## Begin
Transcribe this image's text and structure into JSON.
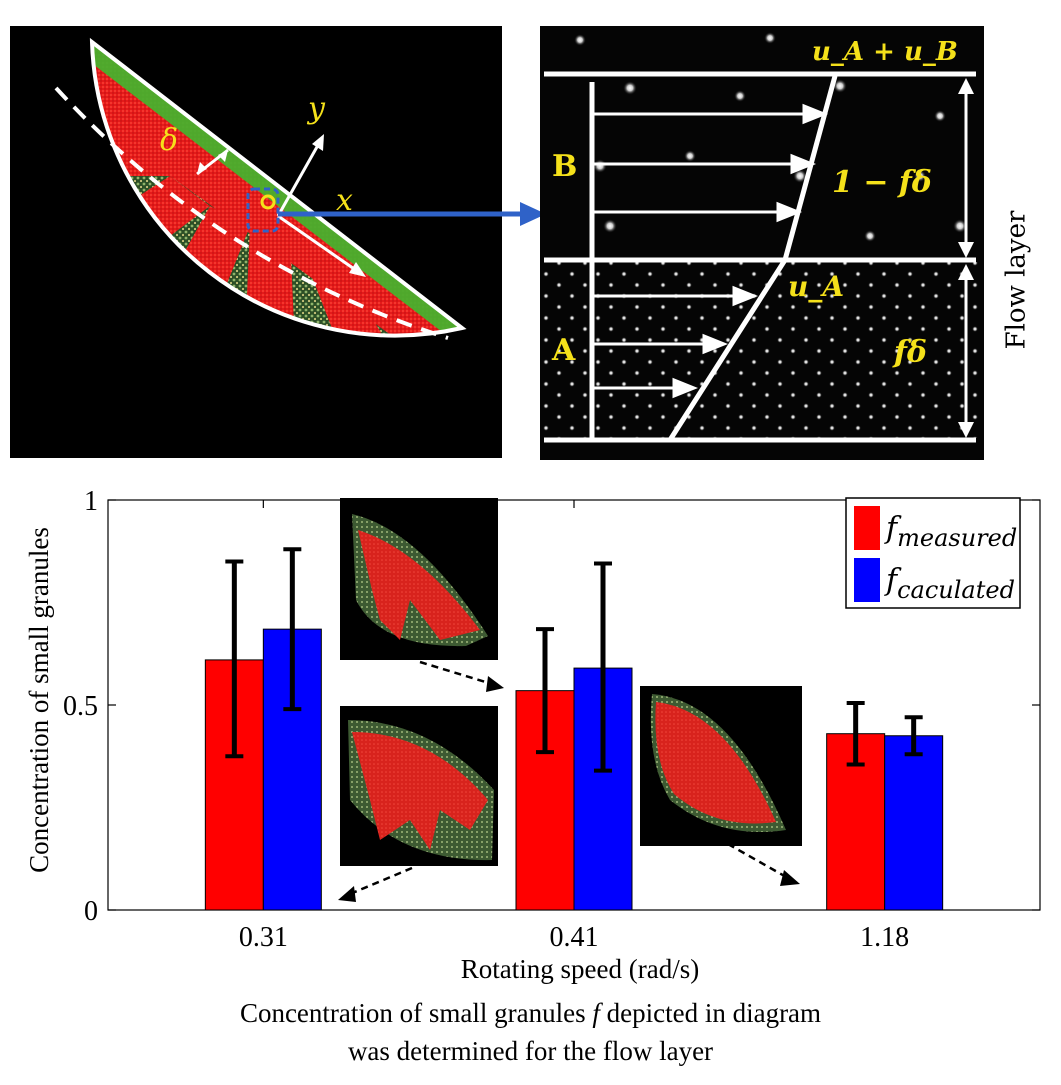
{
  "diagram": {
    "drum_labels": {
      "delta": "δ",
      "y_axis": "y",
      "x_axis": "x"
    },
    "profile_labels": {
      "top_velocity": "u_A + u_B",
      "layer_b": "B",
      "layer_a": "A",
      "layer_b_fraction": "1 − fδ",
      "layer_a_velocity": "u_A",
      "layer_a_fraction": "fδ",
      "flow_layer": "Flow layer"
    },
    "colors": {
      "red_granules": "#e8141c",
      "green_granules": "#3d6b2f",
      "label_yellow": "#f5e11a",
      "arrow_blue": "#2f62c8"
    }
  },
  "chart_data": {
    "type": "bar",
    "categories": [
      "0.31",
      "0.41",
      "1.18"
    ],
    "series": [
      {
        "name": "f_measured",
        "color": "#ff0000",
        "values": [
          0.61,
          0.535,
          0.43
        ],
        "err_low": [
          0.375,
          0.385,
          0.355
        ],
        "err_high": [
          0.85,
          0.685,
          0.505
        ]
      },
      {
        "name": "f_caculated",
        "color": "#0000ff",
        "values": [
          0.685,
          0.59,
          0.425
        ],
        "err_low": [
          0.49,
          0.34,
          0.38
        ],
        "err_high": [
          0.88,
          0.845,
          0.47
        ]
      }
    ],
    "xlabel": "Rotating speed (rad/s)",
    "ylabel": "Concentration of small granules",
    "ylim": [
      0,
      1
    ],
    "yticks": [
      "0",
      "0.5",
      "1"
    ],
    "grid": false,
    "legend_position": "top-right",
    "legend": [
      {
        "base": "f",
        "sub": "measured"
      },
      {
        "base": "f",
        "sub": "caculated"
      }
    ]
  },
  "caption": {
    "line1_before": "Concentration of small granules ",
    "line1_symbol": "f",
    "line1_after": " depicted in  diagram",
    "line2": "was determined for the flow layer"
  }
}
## End
- The task: Report all lines of the data that include the word "Concentration".

- The reply:
    "ylabel": "Concentration of small granules",
    "line1_before": "Concentration of small granules ",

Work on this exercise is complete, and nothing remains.